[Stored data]
________________________

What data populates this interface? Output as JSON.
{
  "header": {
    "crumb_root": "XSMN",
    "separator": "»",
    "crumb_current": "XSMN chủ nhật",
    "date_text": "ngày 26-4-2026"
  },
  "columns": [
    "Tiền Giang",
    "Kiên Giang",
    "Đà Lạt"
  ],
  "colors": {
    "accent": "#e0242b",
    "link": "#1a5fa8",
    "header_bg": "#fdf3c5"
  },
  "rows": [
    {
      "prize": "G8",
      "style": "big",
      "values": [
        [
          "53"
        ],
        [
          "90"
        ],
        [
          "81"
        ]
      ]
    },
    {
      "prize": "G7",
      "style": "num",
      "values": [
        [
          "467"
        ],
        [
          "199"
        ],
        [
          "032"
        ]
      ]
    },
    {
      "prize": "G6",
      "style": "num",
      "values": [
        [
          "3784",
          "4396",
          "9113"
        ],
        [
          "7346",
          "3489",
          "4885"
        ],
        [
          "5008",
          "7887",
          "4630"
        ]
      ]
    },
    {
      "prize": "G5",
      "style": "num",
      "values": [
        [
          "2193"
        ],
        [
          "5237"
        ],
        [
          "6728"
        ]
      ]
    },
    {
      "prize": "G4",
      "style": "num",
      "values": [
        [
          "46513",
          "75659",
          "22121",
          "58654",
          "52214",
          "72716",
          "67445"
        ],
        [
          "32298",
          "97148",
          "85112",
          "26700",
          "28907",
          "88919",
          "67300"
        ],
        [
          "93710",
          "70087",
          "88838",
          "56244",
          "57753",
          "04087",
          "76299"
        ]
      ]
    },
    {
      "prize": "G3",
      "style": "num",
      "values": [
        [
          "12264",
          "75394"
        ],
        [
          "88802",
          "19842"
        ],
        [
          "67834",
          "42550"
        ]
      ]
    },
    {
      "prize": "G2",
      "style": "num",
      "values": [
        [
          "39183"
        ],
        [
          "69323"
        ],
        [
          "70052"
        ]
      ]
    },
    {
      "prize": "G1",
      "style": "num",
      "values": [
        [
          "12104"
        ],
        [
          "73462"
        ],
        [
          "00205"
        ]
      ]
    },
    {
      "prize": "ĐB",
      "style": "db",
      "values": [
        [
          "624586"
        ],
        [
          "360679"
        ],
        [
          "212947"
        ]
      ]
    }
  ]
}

________________________

Directive = Return all of the entries exactly as written.

Right answer =
What data populates this interface? Output as JSON.
{
  "header": {
    "crumb_root": "XSMN",
    "separator": "»",
    "crumb_current": "XSMN chủ nhật",
    "date_text": "ngày 26-4-2026"
  },
  "columns": [
    "Tiền Giang",
    "Kiên Giang",
    "Đà Lạt"
  ],
  "colors": {
    "accent": "#e0242b",
    "link": "#1a5fa8",
    "header_bg": "#fdf3c5"
  },
  "rows": [
    {
      "prize": "G8",
      "style": "big",
      "values": [
        [
          "53"
        ],
        [
          "90"
        ],
        [
          "81"
        ]
      ]
    },
    {
      "prize": "G7",
      "style": "num",
      "values": [
        [
          "467"
        ],
        [
          "199"
        ],
        [
          "032"
        ]
      ]
    },
    {
      "prize": "G6",
      "style": "num",
      "values": [
        [
          "3784",
          "4396",
          "9113"
        ],
        [
          "7346",
          "3489",
          "4885"
        ],
        [
          "5008",
          "7887",
          "4630"
        ]
      ]
    },
    {
      "prize": "G5",
      "style": "num",
      "values": [
        [
          "2193"
        ],
        [
          "5237"
        ],
        [
          "6728"
        ]
      ]
    },
    {
      "prize": "G4",
      "style": "num",
      "values": [
        [
          "46513",
          "75659",
          "22121",
          "58654",
          "52214",
          "72716",
          "67445"
        ],
        [
          "32298",
          "97148",
          "85112",
          "26700",
          "28907",
          "88919",
          "67300"
        ],
        [
          "93710",
          "70087",
          "88838",
          "56244",
          "57753",
          "04087",
          "76299"
        ]
      ]
    },
    {
      "prize": "G3",
      "style": "num",
      "values": [
        [
          "12264",
          "75394"
        ],
        [
          "88802",
          "19842"
        ],
        [
          "67834",
          "42550"
        ]
      ]
    },
    {
      "prize": "G2",
      "style": "num",
      "values": [
        [
          "39183"
        ],
        [
          "69323"
        ],
        [
          "70052"
        ]
      ]
    },
    {
      "prize": "G1",
      "style": "num",
      "values": [
        [
          "12104"
        ],
        [
          "73462"
        ],
        [
          "00205"
        ]
      ]
    },
    {
      "prize": "ĐB",
      "style": "db",
      "values": [
        [
          "624586"
        ],
        [
          "360679"
        ],
        [
          "212947"
        ]
      ]
    }
  ]
}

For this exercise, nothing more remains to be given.